__OBJECTIVE__
Everything in the listing except the pictures should be written out exactly.
## start INPUT RECORDS
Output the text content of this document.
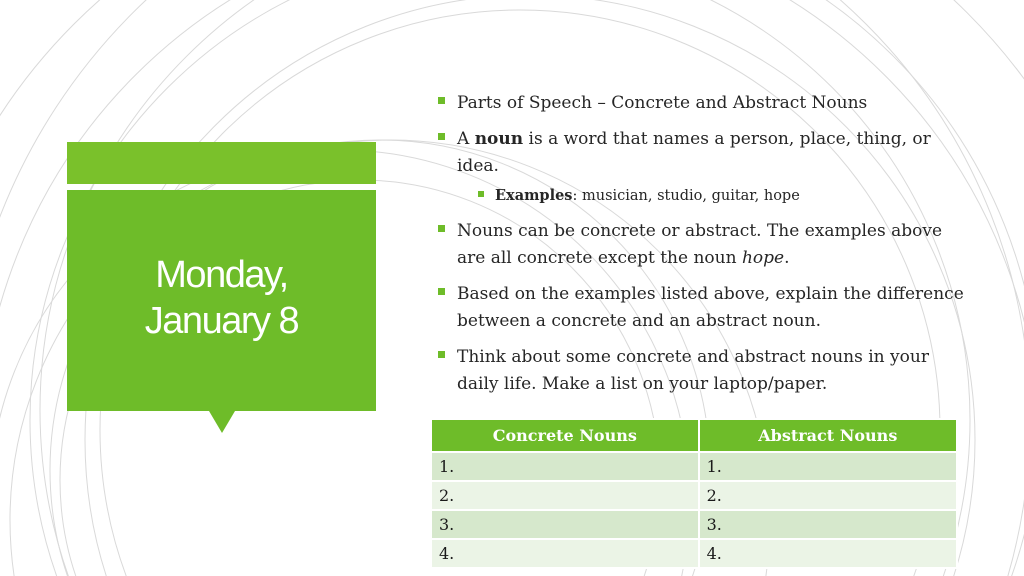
Monday,
January 8
Parts of Speech – Concrete and Abstract Nouns
A noun is a word that names a person, place, thing, or idea.
Examples: musician, studio, guitar, hope
Nouns can be concrete or abstract. The examples above are all concrete except the noun hope.
Based on the examples listed above, explain the difference between a concrete and an abstract noun.
Think about some concrete and abstract nouns in your daily life. Make a list on your laptop/paper.
Concrete Nouns	Abstract Nouns
1.	1.
2.	2.
3.	3.
4.	4.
## end INPUT RECORDS
__TASK SOLUTION__
Output the text content of this document.
Monday,
January 8
Parts of Speech – Concrete and Abstract Nouns
A noun is a word that names a person, place, thing, or idea.
Examples: musician, studio, guitar, hope
Nouns can be concrete or abstract. The examples above are all concrete except the noun hope.
Based on the examples listed above, explain the difference between a concrete and an abstract noun.
Think about some concrete and abstract nouns in your daily life. Make a list on your laptop/paper.
Concrete Nouns	Abstract Nouns
1.	1.
2.	2.
3.	3.
4.	4.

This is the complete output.